#### Provided data ####
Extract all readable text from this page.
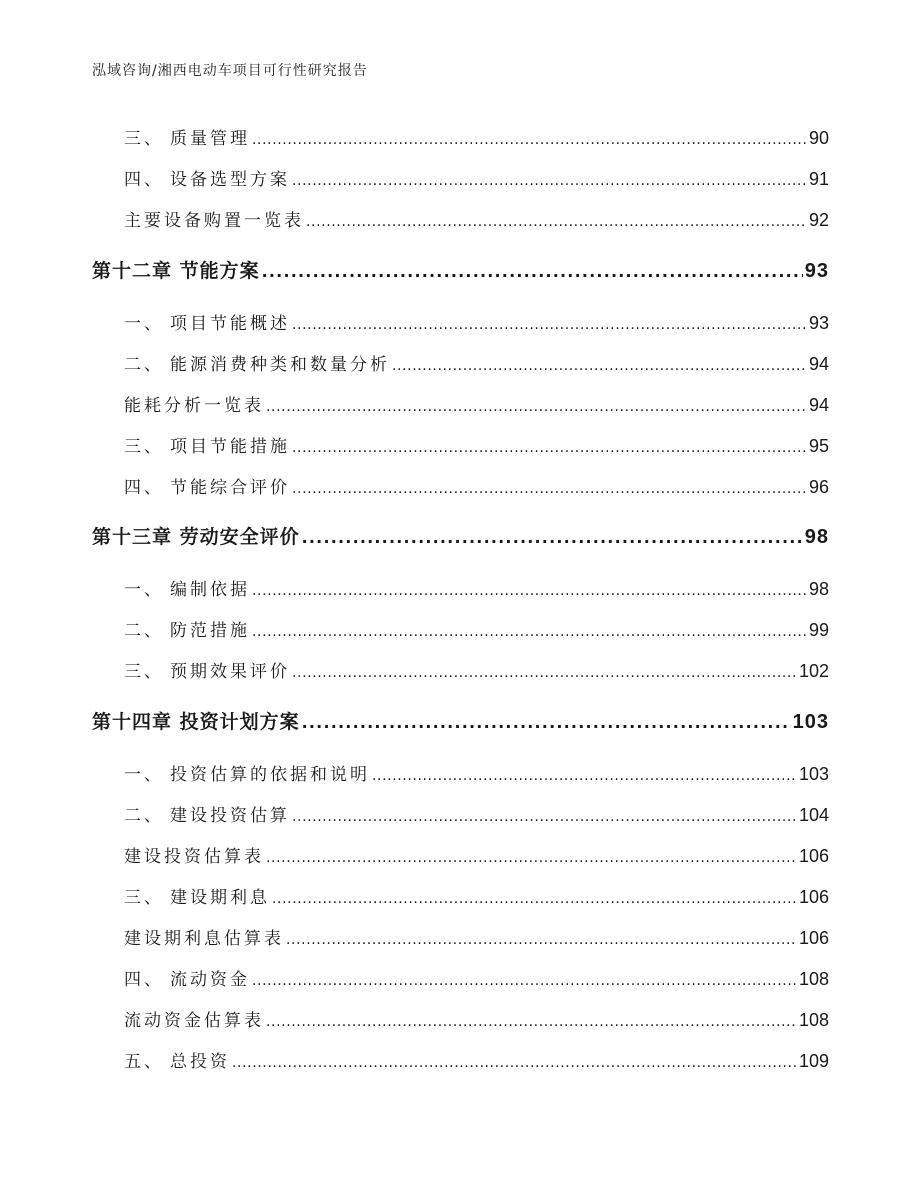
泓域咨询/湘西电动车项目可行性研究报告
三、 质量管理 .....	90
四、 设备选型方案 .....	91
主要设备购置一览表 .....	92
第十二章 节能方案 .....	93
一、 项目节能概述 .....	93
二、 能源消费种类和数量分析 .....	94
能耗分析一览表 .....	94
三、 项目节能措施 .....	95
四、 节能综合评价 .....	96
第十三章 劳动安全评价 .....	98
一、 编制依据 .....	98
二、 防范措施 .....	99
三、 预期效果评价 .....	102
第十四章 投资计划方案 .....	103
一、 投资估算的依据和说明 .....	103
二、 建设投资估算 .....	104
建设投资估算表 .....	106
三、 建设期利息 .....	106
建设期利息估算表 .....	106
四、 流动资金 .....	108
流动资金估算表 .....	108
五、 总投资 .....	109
####
#### Provided data ####
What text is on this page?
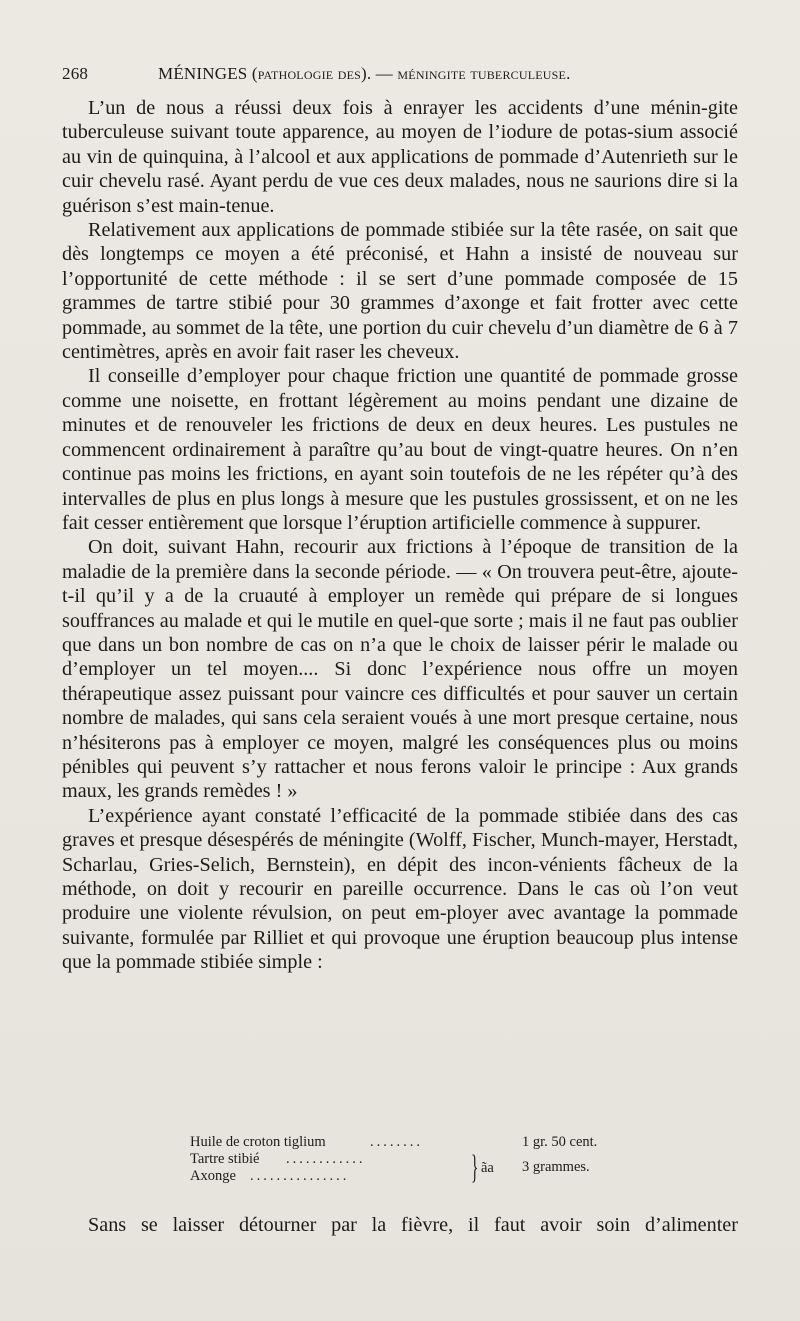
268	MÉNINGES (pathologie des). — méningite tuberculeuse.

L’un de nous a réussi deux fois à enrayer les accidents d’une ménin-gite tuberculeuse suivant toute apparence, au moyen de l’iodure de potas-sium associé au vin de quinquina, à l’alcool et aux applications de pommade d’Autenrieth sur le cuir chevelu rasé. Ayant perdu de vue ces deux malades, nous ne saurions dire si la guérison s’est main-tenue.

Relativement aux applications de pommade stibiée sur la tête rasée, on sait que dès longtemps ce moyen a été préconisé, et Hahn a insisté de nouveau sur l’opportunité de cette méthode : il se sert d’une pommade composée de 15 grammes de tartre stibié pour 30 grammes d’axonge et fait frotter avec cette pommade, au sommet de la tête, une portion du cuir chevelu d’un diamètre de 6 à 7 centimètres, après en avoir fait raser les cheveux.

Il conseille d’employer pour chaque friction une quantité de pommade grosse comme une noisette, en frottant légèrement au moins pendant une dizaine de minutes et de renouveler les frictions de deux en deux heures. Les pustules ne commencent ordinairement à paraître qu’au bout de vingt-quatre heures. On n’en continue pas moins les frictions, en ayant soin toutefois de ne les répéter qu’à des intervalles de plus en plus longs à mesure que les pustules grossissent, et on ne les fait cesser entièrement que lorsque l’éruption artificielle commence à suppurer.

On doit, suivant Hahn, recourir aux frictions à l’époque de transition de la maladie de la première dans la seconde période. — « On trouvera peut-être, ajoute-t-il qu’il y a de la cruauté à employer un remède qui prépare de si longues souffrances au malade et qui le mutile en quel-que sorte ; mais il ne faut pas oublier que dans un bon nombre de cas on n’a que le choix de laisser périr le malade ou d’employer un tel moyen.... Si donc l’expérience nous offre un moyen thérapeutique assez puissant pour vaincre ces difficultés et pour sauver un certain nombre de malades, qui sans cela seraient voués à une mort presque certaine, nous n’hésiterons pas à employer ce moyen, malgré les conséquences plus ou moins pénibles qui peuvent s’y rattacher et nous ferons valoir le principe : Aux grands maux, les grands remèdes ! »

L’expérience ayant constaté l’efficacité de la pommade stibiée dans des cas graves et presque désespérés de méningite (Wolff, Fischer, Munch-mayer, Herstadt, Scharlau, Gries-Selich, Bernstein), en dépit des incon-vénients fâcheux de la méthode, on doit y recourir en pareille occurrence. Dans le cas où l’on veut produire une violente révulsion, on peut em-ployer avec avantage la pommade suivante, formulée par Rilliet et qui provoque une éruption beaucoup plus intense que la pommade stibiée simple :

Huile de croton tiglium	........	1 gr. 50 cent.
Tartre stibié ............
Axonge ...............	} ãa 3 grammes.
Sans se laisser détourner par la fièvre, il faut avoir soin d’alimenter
####
• **Task prompt**
Using the records above, copy each line that contains "méningite".

• **Solution to the problem**
268	MÉNINGES (pathologie des). — méningite tuberculeuse.
L’expérience ayant constaté l’efficacité de la pommade stibiée dans des cas graves et presque désespérés de méningite (Wolff, Fischer, Munch-mayer, Herstadt, Scharlau, Gries-Selich, Bernstein), en dépit des incon-vénients fâcheux de la méthode, on doit y recourir en pareille occurrence. Dans le cas où l’on veut produire une violente révulsion, on peut em-ployer avec avantage la pommade suivante, formulée par Rilliet et qui provoque une éruption beaucoup plus intense que la pommade stibiée simple :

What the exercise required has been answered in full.